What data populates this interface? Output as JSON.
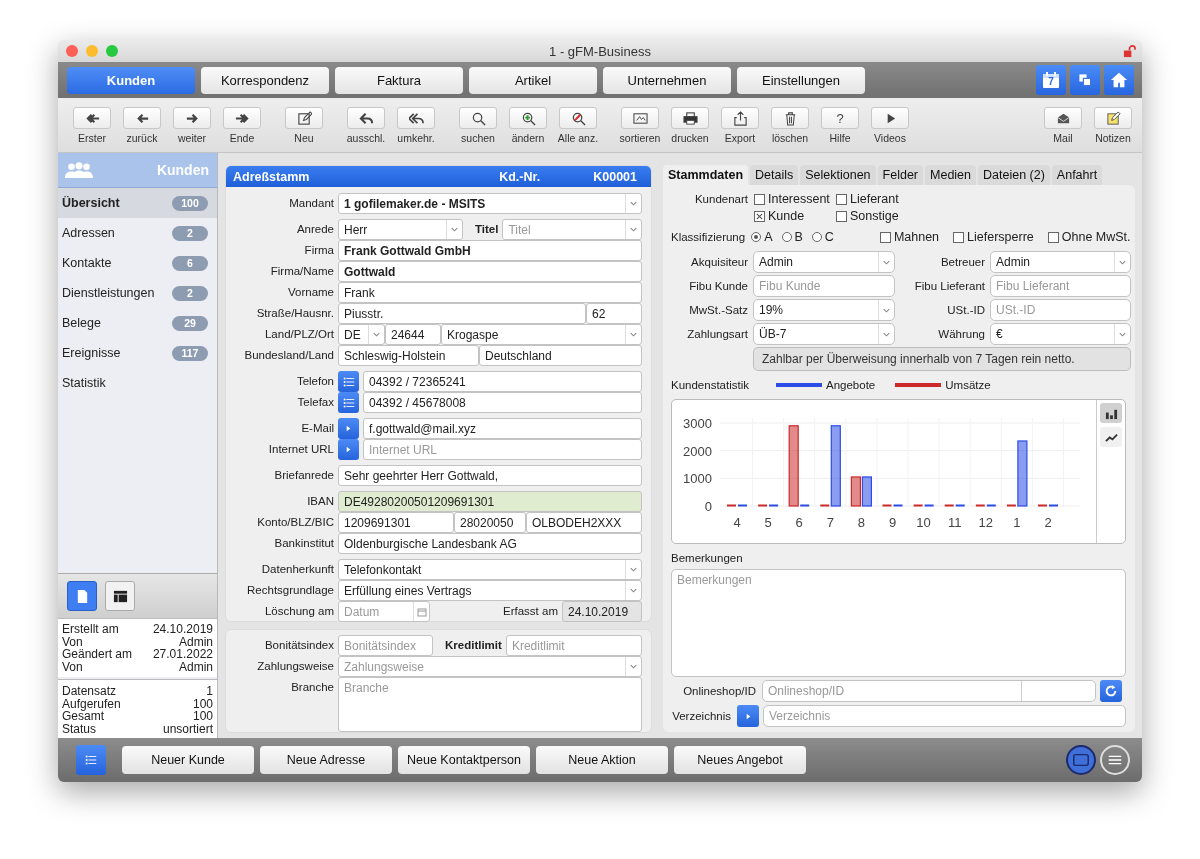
{
  "window": {
    "title": "1 - gFM-Business"
  },
  "nav_tabs": [
    {
      "label": "Kunden",
      "selected": true
    },
    {
      "label": "Korrespondenz",
      "selected": false
    },
    {
      "label": "Faktura",
      "selected": false
    },
    {
      "label": "Artikel",
      "selected": false
    },
    {
      "label": "Unternehmen",
      "selected": false
    },
    {
      "label": "Einstellungen",
      "selected": false
    }
  ],
  "calendar_day": "7",
  "toolbar": [
    {
      "label": "Erster"
    },
    {
      "label": "zurück"
    },
    {
      "label": "weiter"
    },
    {
      "label": "Ende"
    },
    {
      "label": "Neu"
    },
    {
      "label": "ausschl."
    },
    {
      "label": "umkehr."
    },
    {
      "label": "suchen"
    },
    {
      "label": "ändern"
    },
    {
      "label": "Alle anz."
    },
    {
      "label": "sortieren"
    },
    {
      "label": "drucken"
    },
    {
      "label": "Export"
    },
    {
      "label": "löschen"
    },
    {
      "label": "Hilfe",
      "glyph": "?"
    },
    {
      "label": "Videos"
    }
  ],
  "toolbar_right": [
    {
      "label": "Mail"
    },
    {
      "label": "Notizen"
    }
  ],
  "sidebar": {
    "title": "Kunden",
    "items": [
      {
        "label": "Übersicht",
        "count": "100",
        "selected": true
      },
      {
        "label": "Adressen",
        "count": "2",
        "selected": false
      },
      {
        "label": "Kontakte",
        "count": "6",
        "selected": false
      },
      {
        "label": "Dienstleistungen",
        "count": "2",
        "selected": false
      },
      {
        "label": "Belege",
        "count": "29",
        "selected": false
      },
      {
        "label": "Ereignisse",
        "count": "117",
        "selected": false
      },
      {
        "label": "Statistik",
        "selected": false
      }
    ],
    "views": [
      {
        "selected": true
      },
      {
        "selected": false
      }
    ],
    "record_info": [
      {
        "label": "Erstellt am",
        "value": "24.10.2019"
      },
      {
        "label": "Von",
        "value": "Admin"
      },
      {
        "label": "Geändert am",
        "value": "27.01.2022"
      },
      {
        "label": "Von",
        "value": "Admin"
      }
    ],
    "record_stats": [
      {
        "label": "Datensatz",
        "value": "1"
      },
      {
        "label": "Aufgerufen",
        "value": "100"
      },
      {
        "label": "Gesamt",
        "value": "100"
      },
      {
        "label": "Status",
        "value": "unsortiert"
      }
    ]
  },
  "address": {
    "title": "Adreßstamm",
    "number_label": "Kd.-Nr.",
    "number": "K00001",
    "mandant": {
      "label": "Mandant",
      "value": "1 gofilemaker.de - MSITS"
    },
    "anrede": {
      "label": "Anrede",
      "value": "Herr"
    },
    "titel": {
      "label": "Titel",
      "placeholder": "Titel"
    },
    "firma": {
      "label": "Firma",
      "value": "Frank Gottwald GmbH"
    },
    "name": {
      "label": "Firma/Name",
      "value": "Gottwald"
    },
    "vorname": {
      "label": "Vorname",
      "value": "Frank"
    },
    "strasse": {
      "label": "Straße/Hausnr.",
      "street": "Piusstr.",
      "number": "62"
    },
    "ort": {
      "label": "Land/PLZ/Ort",
      "country": "DE",
      "zip": "24644",
      "city": "Krogaspe"
    },
    "region": {
      "label": "Bundesland/Land",
      "state": "Schleswig-Holstein",
      "country": "Deutschland"
    },
    "telefon": {
      "label": "Telefon",
      "value": "04392 / 72365241"
    },
    "telefax": {
      "label": "Telefax",
      "value": "04392 / 45678008"
    },
    "email": {
      "label": "E-Mail",
      "value": "f.gottwald@mail.xyz"
    },
    "url": {
      "label": "Internet URL",
      "placeholder": "Internet URL"
    },
    "briefanrede": {
      "label": "Briefanrede",
      "value": "Sehr geehrter Herr Gottwald,"
    },
    "iban": {
      "label": "IBAN",
      "value": "DE49280200501209691301"
    },
    "konto": {
      "label": "Konto/BLZ/BIC",
      "account": "1209691301",
      "blz": "28020050",
      "bic": "OLBODEH2XXX"
    },
    "bank": {
      "label": "Bankinstitut",
      "value": "Oldenburgische Landesbank AG"
    },
    "herkunft": {
      "label": "Datenherkunft",
      "value": "Telefonkontakt"
    },
    "rechtsgrundlage": {
      "label": "Rechtsgrundlage",
      "value": "Erfüllung eines Vertrags"
    },
    "loeschung": {
      "label": "Löschung am",
      "placeholder": "Datum"
    },
    "erfasst": {
      "label": "Erfasst am",
      "value": "24.10.2019"
    }
  },
  "finance": {
    "bonitaet": {
      "label": "Bonitätsindex",
      "placeholder": "Bonitätsindex"
    },
    "kreditlimit": {
      "label": "Kreditlimit",
      "placeholder": "Kreditlimit"
    },
    "zahlungsweise": {
      "label": "Zahlungsweise",
      "placeholder": "Zahlungsweise"
    },
    "branche": {
      "label": "Branche",
      "placeholder": "Branche"
    }
  },
  "detail_tabs": [
    {
      "label": "Stammdaten",
      "selected": true
    },
    {
      "label": "Details",
      "selected": false
    },
    {
      "label": "Selektionen",
      "selected": false
    },
    {
      "label": "Felder",
      "selected": false
    },
    {
      "label": "Medien",
      "selected": false
    },
    {
      "label": "Dateien (2)",
      "selected": false
    },
    {
      "label": "Anfahrt",
      "selected": false
    }
  ],
  "kundenart": {
    "label": "Kundenart",
    "options": [
      {
        "label": "Interessent",
        "checked": false
      },
      {
        "label": "Lieferant",
        "checked": false
      },
      {
        "label": "Kunde",
        "checked": true
      },
      {
        "label": "Sonstige",
        "checked": false
      }
    ]
  },
  "klassifizierung": {
    "label": "Klassifizierung",
    "options": [
      {
        "label": "A",
        "selected": true
      },
      {
        "label": "B",
        "selected": false
      },
      {
        "label": "C",
        "selected": false
      }
    ]
  },
  "flags": [
    {
      "label": "Mahnen",
      "checked": false
    },
    {
      "label": "Liefersperre",
      "checked": false
    },
    {
      "label": "Ohne MwSt.",
      "checked": false
    }
  ],
  "akquisiteur": {
    "label": "Akquisiteur",
    "value": "Admin"
  },
  "betreuer": {
    "label": "Betreuer",
    "value": "Admin"
  },
  "fibu_kunde": {
    "label": "Fibu Kunde",
    "placeholder": "Fibu Kunde"
  },
  "fibu_lieferant": {
    "label": "Fibu Lieferant",
    "placeholder": "Fibu Lieferant"
  },
  "mwst": {
    "label": "MwSt.-Satz",
    "value": "19%"
  },
  "ustid": {
    "label": "USt.-ID",
    "placeholder": "USt.-ID"
  },
  "zahlungsart": {
    "label": "Zahlungsart",
    "value": "ÜB-7"
  },
  "waehrung": {
    "label": "Währung",
    "value": "€"
  },
  "zahlungstext": "Zahlbar per Überweisung innerhalb von 7 Tagen rein netto.",
  "statistics": {
    "chart_modes": [
      {
        "selected": true
      },
      {
        "selected": false
      }
    ],
    "chart_data": {
      "type": "bar",
      "title": "Kundenstatistik",
      "categories": [
        "4",
        "5",
        "6",
        "7",
        "8",
        "9",
        "10",
        "11",
        "12",
        "1",
        "2"
      ],
      "series": [
        {
          "name": "Angebote",
          "color": "#2b4de6",
          "values": [
            0,
            0,
            0,
            2900,
            1050,
            0,
            0,
            0,
            0,
            2350,
            0
          ]
        },
        {
          "name": "Umsätze",
          "color": "#cc2a2a",
          "values": [
            0,
            0,
            2900,
            0,
            1050,
            0,
            0,
            0,
            0,
            0,
            0
          ]
        }
      ],
      "ylim": [
        0,
        3000
      ],
      "yticks": [
        0,
        1000,
        2000,
        3000
      ]
    }
  },
  "bemerkungen": {
    "label": "Bemerkungen",
    "placeholder": "Bemerkungen"
  },
  "onlineshop": {
    "label": "Onlineshop/ID",
    "placeholder": "Onlineshop/ID"
  },
  "verzeichnis": {
    "label": "Verzeichnis",
    "placeholder": "Verzeichnis"
  },
  "bottom_buttons": [
    "Neuer Kunde",
    "Neue Adresse",
    "Neue Kontaktperson",
    "Neue Aktion",
    "Neues Angebot"
  ],
  "layout_modes": [
    {
      "selected": true
    },
    {
      "selected": false
    }
  ]
}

■ ■ ■ ■

**Set problem**
Each line in the data that holds the string "Bonitätsindex" should be found and copied.

**Completed exercise**
      "label": "Bonitätsindex",
      "placeholder": "Bonitätsindex"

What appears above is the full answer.